Exercise
Extract every line below that contains the word "transport".

##### Data for this task #####

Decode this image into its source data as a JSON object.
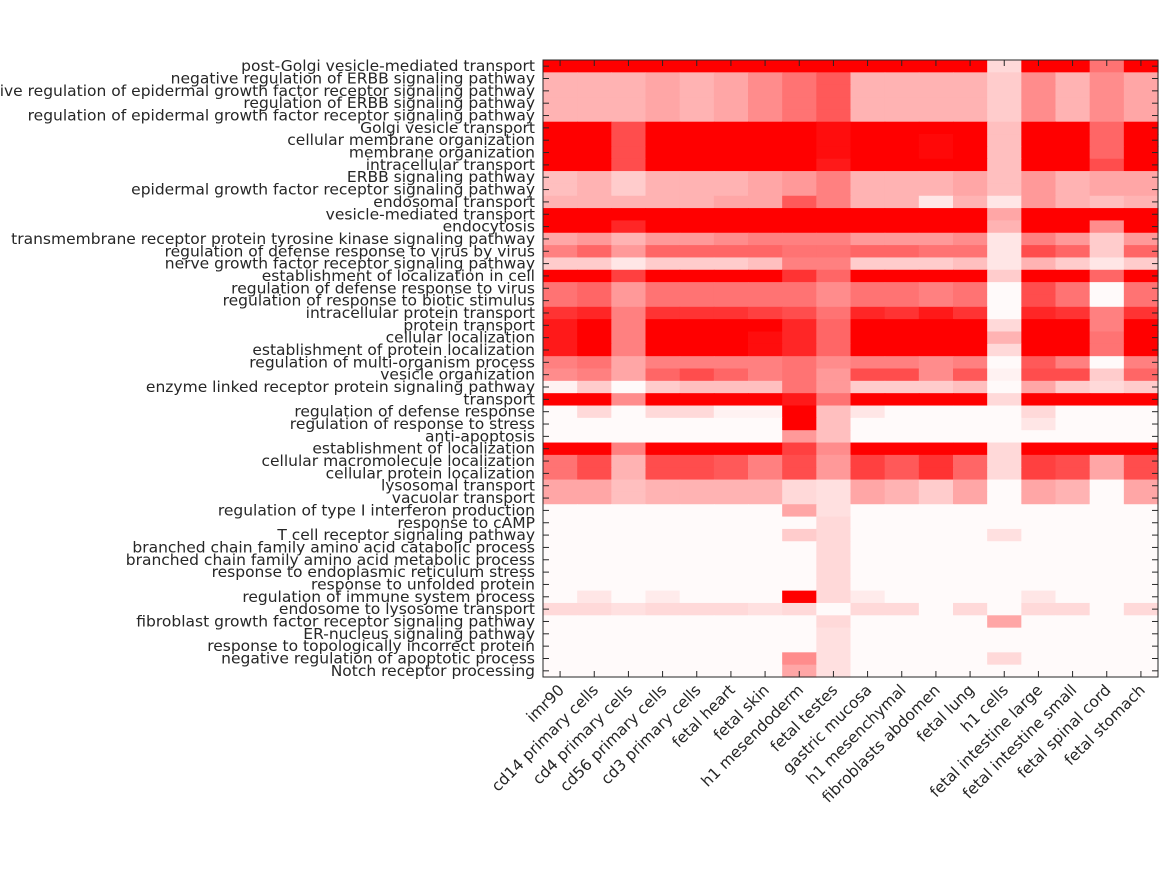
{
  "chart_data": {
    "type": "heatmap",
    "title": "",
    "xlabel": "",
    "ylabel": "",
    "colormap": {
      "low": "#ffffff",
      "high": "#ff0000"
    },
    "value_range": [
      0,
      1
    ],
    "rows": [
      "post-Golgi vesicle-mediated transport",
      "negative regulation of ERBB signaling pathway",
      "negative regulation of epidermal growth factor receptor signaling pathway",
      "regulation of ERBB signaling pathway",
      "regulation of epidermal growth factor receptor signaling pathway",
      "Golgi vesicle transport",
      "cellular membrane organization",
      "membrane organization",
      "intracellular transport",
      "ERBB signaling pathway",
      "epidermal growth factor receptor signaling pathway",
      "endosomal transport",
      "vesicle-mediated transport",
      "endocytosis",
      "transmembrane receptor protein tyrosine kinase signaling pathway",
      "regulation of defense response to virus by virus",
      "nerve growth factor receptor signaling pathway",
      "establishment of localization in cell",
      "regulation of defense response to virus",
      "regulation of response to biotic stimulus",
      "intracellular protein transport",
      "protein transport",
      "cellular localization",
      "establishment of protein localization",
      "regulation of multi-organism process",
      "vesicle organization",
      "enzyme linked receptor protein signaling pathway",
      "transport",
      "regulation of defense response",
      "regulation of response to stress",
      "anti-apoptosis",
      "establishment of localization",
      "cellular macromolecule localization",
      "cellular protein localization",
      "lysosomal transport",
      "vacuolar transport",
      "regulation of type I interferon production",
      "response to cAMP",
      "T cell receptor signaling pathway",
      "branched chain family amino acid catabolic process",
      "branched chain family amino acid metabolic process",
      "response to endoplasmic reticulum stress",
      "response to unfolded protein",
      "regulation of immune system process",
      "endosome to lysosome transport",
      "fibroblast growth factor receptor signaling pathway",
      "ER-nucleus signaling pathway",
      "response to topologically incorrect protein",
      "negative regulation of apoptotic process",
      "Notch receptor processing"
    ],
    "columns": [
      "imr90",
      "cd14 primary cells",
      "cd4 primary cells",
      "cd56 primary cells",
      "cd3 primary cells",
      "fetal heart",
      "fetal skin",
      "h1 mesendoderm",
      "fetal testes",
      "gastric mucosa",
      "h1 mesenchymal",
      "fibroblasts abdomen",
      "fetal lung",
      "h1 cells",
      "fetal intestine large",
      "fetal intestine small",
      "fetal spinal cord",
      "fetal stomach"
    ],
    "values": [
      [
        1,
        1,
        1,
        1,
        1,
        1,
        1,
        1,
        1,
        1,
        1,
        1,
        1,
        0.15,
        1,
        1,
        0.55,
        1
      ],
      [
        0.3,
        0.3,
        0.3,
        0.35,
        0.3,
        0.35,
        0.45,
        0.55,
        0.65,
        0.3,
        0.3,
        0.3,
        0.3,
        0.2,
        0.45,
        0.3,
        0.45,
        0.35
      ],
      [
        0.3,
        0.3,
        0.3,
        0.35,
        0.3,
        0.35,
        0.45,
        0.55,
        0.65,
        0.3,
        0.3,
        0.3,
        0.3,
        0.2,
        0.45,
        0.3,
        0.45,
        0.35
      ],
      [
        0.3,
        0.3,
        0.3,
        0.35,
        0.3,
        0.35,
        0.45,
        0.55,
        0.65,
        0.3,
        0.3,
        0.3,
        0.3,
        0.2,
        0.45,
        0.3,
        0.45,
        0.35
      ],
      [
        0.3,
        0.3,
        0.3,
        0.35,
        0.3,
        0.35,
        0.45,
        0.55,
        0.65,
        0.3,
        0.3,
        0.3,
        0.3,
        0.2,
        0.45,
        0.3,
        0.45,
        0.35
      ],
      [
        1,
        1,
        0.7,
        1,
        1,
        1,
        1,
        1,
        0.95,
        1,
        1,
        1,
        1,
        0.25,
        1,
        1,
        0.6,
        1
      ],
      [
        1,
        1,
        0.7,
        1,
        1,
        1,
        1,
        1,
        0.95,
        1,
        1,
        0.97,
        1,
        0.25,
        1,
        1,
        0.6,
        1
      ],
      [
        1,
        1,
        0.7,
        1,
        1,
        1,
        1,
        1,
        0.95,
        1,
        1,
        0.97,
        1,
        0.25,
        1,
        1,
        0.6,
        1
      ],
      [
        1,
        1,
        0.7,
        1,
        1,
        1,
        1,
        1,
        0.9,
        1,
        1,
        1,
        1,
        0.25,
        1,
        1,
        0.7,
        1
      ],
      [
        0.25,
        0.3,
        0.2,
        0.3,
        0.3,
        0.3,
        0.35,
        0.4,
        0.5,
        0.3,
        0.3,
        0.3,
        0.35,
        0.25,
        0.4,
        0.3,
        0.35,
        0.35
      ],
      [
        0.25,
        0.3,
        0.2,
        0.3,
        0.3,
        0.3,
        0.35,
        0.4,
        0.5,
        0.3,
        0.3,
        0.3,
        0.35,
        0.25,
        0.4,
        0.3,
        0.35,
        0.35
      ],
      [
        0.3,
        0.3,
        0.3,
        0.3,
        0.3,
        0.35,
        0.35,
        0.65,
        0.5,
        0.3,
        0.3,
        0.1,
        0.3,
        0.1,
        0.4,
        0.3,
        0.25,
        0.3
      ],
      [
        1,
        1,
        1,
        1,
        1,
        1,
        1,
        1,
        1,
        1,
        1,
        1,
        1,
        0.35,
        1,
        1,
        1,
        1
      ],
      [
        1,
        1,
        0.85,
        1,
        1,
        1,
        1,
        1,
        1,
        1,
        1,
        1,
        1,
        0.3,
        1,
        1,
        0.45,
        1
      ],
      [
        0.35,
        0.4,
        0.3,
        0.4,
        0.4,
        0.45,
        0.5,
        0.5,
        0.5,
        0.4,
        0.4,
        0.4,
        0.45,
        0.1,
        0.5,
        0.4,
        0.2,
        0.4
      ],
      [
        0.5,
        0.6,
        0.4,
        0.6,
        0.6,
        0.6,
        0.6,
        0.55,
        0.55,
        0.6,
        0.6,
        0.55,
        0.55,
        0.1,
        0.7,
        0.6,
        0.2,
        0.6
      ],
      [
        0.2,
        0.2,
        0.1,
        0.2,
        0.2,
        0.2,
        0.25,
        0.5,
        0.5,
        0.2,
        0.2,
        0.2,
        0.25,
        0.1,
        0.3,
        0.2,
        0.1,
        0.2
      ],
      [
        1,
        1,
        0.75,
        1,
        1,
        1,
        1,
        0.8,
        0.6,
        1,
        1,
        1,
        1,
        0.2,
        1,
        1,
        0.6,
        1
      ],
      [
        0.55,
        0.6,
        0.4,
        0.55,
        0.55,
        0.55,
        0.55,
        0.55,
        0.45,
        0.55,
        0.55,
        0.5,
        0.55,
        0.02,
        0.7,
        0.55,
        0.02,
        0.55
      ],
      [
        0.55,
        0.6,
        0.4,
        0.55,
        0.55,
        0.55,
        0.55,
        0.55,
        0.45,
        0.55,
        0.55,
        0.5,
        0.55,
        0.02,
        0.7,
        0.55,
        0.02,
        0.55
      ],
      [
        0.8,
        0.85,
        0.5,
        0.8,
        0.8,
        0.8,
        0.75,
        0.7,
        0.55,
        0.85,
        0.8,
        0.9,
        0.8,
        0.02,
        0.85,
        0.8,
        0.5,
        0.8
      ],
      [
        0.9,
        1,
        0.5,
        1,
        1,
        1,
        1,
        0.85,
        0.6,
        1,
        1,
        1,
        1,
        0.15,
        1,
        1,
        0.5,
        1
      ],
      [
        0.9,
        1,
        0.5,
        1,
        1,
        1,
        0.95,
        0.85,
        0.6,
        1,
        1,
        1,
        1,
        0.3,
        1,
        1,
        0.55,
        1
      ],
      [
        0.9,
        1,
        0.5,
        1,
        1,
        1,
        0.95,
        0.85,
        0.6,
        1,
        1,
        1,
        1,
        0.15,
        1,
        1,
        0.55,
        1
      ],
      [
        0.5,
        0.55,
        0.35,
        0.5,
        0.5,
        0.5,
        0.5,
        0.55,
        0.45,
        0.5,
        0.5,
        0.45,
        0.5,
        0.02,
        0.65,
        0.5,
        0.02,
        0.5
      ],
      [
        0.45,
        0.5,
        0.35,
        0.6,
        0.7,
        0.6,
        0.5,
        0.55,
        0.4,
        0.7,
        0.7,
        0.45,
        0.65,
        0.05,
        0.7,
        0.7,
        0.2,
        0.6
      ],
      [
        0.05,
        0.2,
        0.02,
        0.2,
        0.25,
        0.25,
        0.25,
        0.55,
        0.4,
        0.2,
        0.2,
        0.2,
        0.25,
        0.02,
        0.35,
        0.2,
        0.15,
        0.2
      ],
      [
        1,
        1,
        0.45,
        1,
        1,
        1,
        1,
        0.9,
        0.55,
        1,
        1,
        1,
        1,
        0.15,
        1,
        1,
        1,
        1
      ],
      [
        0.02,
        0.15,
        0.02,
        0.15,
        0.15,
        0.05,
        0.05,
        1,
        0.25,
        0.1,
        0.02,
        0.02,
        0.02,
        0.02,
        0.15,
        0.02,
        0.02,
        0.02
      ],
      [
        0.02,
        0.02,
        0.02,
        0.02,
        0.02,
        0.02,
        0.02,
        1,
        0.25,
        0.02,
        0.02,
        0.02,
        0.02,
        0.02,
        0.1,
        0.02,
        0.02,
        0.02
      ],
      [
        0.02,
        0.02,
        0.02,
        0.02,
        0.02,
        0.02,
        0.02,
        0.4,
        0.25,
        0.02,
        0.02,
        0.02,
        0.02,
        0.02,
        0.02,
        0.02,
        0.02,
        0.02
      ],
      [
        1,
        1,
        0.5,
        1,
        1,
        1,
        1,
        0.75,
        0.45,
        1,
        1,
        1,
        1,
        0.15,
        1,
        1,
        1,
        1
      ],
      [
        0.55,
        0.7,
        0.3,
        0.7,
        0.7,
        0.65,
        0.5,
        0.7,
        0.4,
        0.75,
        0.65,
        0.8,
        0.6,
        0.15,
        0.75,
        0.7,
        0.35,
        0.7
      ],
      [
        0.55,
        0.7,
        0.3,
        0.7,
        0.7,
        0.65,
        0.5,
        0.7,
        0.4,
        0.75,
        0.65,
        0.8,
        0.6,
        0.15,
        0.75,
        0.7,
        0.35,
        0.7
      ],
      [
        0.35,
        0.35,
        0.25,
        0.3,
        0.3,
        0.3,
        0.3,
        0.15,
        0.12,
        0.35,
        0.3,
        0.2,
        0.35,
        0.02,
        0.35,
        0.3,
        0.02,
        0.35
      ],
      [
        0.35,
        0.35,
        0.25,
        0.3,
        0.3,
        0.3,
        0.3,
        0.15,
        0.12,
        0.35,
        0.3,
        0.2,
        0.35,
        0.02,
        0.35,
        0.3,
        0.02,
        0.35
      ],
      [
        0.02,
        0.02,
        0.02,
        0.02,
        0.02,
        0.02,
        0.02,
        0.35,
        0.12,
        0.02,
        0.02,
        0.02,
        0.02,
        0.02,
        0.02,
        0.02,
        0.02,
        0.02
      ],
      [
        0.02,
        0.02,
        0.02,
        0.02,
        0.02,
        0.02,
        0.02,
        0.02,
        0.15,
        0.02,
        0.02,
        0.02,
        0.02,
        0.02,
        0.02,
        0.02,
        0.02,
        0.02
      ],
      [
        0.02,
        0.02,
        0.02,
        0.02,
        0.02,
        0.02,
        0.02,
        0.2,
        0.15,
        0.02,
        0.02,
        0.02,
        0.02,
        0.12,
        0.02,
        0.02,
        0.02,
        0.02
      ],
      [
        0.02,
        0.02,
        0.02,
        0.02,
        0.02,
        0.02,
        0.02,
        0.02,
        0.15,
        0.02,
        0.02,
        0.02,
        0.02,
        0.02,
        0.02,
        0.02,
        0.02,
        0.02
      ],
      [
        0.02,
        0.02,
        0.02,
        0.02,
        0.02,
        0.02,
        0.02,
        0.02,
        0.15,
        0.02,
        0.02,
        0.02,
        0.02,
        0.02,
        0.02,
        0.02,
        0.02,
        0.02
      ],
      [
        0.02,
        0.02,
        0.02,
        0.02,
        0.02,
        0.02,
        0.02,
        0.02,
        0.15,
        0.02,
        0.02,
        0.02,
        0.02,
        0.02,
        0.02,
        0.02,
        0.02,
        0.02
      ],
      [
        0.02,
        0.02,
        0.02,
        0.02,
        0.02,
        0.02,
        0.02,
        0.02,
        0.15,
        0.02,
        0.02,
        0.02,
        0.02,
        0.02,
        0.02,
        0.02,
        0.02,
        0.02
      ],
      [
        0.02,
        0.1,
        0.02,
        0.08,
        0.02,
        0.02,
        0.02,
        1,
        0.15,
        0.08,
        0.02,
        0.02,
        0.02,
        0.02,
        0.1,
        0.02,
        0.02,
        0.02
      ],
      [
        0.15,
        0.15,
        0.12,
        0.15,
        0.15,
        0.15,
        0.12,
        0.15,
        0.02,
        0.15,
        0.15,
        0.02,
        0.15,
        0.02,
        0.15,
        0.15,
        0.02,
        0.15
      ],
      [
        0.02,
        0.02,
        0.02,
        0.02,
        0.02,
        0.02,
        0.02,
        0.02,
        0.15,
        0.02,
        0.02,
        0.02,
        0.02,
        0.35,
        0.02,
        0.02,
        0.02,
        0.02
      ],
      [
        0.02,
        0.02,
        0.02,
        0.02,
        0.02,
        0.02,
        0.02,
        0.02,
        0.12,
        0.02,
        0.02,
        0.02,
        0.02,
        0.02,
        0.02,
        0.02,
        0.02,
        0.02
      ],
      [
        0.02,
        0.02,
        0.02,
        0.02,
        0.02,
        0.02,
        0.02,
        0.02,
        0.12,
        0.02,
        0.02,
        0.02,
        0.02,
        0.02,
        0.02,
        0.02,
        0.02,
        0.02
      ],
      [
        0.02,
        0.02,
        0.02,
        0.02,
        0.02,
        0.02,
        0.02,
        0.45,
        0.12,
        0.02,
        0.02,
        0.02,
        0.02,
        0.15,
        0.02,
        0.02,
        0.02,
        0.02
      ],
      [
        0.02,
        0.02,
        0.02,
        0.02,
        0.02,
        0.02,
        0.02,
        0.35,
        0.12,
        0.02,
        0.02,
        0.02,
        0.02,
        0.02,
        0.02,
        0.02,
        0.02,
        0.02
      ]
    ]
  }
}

#####

Exercise response
      "post-Golgi vesicle-mediated transport",
      "Golgi vesicle transport",
      "intracellular transport",
      "endosomal transport",
      "vesicle-mediated transport",
      "intracellular protein transport",
      "protein transport",
      "transport",
      "lysosomal transport",
      "vacuolar transport",
      "endosome to lysosome transport",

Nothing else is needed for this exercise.